Dataset excerpt
--- Start ---
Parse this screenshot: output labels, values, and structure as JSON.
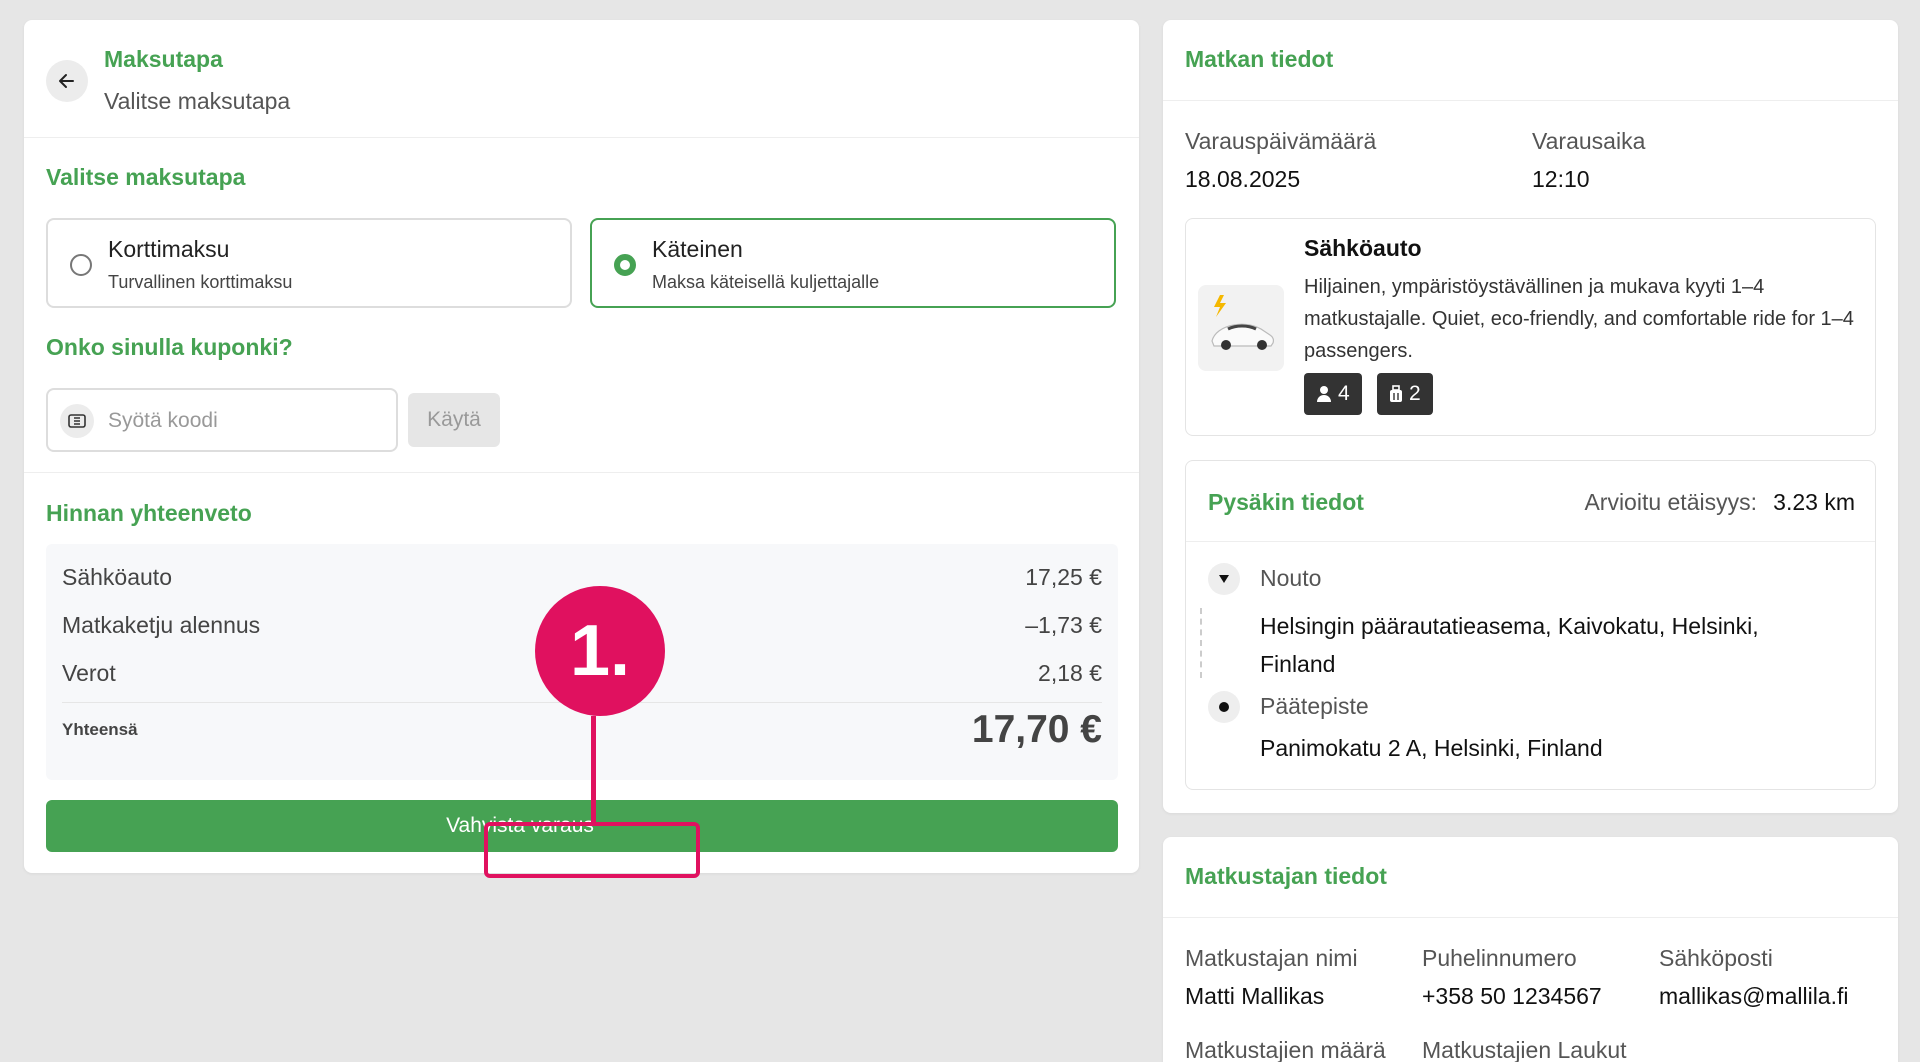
{
  "payment": {
    "header_title": "Maksutapa",
    "header_subtitle": "Valitse maksutapa",
    "section_title": "Valitse maksutapa",
    "options": [
      {
        "label": "Korttimaksu",
        "desc": "Turvallinen korttimaksu",
        "selected": false
      },
      {
        "label": "Käteinen",
        "desc": "Maksa käteisellä kuljettajalle",
        "selected": true
      }
    ],
    "coupon_title": "Onko sinulla kuponki?",
    "coupon_placeholder": "Syötä koodi",
    "coupon_apply": "Käytä"
  },
  "summary": {
    "title": "Hinnan yhteenveto",
    "rows": [
      {
        "label": "Sähköauto",
        "value": "17,25 €"
      },
      {
        "label": "Matkaketju alennus",
        "value": "–1,73 €"
      },
      {
        "label": "Verot",
        "value": "2,18 €"
      }
    ],
    "total_label": "Yhteensä",
    "total_value": "17,70 €",
    "confirm_label": "Vahvista varaus"
  },
  "annotation": {
    "marker": "1."
  },
  "trip": {
    "title": "Matkan tiedot",
    "date_label": "Varauspäivämäärä",
    "date_value": "18.08.2025",
    "time_label": "Varausaika",
    "time_value": "12:10",
    "vehicle": {
      "name": "Sähköauto",
      "description": "Hiljainen, ympäristöystävällinen ja mukava kyyti 1–4 matkustajalle. Quiet, eco-friendly, and comfortable ride for 1–4 passengers.",
      "passengers": "4",
      "luggage": "2"
    },
    "stops": {
      "title": "Pysäkin tiedot",
      "distance_label": "Arvioitu etäisyys:",
      "distance_value": "3.23 km",
      "pickup_label": "Nouto",
      "pickup_address": "Helsingin päärautatieasema, Kaivokatu, Helsinki, Finland",
      "dropoff_label": "Päätepiste",
      "dropoff_address": "Panimokatu 2 A, Helsinki, Finland"
    }
  },
  "traveler": {
    "title": "Matkustajan tiedot",
    "name_label": "Matkustajan nimi",
    "name_value": "Matti Mallikas",
    "phone_label": "Puhelinnumero",
    "phone_value": "+358 50 1234567",
    "email_label": "Sähköposti",
    "email_value": "mallikas@mallila.fi",
    "count_label": "Matkustajien määrä",
    "bags_label": "Matkustajien Laukut"
  },
  "colors": {
    "accent": "#46a253",
    "annotation": "#e0115f"
  }
}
--- End ---
Look over the material above and show each line where "Matkustajan" appears.

    "title": "Matkustajan tiedot",
    "name_label": "Matkustajan nimi",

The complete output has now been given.